*Task directions*
Each line that holds the string "Regeringens" counts once; say how many such lines there are and add nothing.

[Dataset rows]
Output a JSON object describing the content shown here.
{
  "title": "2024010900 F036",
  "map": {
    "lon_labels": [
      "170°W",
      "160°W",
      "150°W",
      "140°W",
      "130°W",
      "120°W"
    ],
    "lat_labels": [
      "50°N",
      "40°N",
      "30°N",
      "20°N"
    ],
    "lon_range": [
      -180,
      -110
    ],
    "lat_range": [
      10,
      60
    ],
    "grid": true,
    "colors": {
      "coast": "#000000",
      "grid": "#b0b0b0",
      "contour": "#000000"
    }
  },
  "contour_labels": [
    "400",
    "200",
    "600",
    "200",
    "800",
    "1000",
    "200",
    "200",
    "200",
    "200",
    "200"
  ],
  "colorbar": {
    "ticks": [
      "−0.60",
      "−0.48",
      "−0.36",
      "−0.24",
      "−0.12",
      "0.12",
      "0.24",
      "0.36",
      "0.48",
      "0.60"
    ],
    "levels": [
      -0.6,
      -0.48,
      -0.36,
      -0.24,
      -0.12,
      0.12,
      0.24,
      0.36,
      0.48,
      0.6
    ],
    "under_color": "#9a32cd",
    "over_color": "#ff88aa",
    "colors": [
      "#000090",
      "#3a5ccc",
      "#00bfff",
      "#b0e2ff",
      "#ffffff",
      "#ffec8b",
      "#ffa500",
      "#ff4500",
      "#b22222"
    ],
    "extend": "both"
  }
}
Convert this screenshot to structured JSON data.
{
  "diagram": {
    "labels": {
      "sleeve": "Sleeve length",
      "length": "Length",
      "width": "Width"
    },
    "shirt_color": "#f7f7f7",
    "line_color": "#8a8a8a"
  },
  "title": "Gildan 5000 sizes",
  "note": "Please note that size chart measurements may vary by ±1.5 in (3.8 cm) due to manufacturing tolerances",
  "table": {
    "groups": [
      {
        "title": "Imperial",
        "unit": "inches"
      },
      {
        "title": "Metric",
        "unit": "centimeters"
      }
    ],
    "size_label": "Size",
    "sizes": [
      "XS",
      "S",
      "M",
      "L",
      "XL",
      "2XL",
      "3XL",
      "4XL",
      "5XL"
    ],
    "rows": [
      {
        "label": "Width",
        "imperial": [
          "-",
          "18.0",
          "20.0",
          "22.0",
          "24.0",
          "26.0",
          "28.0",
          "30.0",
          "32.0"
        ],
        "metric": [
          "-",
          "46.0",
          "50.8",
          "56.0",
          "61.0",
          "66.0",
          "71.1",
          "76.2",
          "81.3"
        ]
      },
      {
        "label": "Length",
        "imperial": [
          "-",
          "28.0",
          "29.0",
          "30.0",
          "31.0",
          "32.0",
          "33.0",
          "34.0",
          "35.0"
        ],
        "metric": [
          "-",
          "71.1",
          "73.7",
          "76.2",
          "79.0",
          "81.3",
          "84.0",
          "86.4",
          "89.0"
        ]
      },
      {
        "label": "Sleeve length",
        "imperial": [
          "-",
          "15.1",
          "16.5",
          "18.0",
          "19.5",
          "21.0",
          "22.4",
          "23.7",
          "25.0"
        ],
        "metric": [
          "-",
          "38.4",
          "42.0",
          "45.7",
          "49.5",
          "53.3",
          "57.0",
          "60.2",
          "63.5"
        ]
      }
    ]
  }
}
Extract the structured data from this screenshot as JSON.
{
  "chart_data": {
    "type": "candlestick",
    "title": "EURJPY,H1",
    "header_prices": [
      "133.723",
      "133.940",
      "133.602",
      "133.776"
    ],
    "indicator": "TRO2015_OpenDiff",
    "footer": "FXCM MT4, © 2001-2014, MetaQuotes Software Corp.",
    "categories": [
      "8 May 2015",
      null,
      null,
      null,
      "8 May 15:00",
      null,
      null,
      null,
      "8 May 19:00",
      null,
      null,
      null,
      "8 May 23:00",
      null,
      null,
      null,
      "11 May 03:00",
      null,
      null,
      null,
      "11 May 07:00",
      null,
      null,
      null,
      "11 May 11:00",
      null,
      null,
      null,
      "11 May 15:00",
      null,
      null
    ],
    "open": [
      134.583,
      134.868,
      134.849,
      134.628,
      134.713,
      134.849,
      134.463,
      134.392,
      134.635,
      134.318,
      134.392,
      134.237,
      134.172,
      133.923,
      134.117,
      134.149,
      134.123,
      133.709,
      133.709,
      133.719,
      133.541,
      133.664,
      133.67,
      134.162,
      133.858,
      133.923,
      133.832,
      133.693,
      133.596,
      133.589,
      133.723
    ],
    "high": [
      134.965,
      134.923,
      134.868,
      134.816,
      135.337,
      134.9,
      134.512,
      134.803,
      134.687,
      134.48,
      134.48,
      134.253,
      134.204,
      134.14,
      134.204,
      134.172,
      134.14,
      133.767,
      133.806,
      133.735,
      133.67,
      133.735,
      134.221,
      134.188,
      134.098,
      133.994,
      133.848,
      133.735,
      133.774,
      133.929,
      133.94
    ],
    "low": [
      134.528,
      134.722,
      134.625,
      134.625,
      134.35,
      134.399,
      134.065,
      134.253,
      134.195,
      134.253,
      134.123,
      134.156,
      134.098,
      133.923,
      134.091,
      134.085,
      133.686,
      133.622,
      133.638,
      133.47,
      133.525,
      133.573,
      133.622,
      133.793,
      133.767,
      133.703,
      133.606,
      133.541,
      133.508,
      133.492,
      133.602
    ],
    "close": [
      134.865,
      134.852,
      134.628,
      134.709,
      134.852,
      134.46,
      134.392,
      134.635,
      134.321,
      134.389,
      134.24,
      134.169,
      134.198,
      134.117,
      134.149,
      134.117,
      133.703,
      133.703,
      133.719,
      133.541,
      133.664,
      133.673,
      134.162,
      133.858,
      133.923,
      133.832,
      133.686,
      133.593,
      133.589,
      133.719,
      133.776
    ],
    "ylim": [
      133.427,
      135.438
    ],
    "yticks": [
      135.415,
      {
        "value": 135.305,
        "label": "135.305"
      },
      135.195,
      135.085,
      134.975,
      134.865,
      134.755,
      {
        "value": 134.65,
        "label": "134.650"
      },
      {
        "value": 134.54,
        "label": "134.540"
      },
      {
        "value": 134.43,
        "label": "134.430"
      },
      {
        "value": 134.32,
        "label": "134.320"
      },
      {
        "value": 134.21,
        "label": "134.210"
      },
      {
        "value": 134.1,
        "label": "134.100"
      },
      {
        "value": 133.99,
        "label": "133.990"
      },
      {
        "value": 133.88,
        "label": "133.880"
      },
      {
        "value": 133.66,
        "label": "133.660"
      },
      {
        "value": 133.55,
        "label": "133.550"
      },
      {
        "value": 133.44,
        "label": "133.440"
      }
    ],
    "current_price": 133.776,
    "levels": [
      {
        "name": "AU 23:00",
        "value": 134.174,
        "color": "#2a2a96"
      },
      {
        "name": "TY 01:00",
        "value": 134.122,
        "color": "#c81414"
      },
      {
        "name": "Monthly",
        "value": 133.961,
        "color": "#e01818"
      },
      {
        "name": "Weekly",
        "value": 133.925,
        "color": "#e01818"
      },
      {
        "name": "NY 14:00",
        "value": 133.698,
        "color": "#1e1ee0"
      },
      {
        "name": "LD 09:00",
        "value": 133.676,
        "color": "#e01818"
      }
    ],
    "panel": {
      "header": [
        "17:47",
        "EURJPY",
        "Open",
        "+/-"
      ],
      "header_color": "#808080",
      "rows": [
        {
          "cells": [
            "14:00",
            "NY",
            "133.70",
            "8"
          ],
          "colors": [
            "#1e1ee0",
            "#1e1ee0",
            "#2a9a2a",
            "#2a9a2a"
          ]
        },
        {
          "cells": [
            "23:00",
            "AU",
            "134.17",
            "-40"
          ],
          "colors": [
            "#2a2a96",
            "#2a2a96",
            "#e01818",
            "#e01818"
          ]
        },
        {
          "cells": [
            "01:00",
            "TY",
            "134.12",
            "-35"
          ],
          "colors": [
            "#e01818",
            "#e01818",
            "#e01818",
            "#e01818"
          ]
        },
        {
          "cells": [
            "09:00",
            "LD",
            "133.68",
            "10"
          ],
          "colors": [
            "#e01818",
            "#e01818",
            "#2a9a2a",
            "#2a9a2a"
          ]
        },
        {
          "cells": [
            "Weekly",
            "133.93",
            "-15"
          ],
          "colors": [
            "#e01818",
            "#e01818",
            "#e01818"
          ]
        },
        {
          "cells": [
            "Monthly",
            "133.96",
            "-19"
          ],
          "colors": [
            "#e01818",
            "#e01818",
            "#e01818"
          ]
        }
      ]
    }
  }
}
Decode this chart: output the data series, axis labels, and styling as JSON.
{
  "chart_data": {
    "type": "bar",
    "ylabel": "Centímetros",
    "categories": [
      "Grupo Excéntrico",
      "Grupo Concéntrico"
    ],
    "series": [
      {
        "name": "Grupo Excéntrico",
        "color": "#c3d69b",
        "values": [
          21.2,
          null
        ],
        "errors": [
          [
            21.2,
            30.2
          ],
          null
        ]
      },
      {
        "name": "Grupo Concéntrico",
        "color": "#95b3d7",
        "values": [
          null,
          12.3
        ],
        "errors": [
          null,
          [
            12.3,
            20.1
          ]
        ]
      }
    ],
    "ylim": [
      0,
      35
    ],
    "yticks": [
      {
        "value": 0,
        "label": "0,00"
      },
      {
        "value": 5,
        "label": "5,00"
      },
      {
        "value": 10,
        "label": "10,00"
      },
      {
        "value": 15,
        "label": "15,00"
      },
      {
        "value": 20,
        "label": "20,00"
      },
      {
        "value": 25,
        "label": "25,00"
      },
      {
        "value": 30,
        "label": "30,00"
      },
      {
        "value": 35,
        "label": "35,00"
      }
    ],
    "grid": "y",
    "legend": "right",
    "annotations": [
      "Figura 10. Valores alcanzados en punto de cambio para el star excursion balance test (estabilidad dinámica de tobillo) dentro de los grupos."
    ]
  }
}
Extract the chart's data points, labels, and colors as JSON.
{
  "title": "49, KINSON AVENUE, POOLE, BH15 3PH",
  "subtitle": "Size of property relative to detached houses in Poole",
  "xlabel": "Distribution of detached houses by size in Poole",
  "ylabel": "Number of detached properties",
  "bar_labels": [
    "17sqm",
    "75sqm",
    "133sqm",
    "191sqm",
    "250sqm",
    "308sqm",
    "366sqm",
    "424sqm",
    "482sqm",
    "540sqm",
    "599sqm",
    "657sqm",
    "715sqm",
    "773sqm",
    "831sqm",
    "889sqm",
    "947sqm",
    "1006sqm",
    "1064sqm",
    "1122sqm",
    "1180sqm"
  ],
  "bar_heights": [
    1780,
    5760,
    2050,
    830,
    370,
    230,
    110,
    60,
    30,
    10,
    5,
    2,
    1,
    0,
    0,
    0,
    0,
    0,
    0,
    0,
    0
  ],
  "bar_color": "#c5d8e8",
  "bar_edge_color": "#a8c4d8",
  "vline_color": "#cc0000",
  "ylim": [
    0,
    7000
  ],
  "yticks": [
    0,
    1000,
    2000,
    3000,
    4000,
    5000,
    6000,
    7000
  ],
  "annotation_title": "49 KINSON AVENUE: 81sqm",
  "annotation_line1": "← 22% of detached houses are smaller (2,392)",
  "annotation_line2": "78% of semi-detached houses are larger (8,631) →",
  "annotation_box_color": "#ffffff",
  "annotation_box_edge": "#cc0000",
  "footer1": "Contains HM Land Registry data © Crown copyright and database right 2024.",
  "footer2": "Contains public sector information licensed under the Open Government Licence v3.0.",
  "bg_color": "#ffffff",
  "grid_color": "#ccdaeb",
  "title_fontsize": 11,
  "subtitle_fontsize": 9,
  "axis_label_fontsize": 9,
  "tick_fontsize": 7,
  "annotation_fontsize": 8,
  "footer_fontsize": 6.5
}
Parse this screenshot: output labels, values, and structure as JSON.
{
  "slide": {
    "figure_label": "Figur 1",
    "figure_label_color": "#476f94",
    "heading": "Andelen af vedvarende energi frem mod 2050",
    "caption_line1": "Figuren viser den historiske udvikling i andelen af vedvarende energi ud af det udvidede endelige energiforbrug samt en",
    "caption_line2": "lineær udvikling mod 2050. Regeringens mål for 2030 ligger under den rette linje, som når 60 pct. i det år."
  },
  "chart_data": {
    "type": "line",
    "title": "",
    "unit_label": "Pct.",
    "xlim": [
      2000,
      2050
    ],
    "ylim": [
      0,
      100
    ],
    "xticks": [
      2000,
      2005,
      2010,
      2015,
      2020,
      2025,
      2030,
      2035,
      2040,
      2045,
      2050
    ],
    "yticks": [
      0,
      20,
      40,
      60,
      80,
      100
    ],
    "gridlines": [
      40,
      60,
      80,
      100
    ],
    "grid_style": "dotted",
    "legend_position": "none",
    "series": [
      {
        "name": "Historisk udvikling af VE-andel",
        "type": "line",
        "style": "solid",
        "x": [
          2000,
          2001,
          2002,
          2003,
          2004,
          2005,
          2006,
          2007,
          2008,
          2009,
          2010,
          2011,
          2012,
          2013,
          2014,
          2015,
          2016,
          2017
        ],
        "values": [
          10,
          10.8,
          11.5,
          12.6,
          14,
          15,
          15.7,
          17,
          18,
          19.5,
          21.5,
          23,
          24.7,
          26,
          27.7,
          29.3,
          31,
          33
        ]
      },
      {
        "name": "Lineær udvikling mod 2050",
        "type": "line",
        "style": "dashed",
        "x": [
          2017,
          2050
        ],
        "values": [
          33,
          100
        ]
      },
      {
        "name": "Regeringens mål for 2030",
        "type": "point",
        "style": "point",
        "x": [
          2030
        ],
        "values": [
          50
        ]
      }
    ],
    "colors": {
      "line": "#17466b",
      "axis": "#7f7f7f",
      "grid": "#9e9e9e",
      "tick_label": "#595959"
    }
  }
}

*Finished answer*
2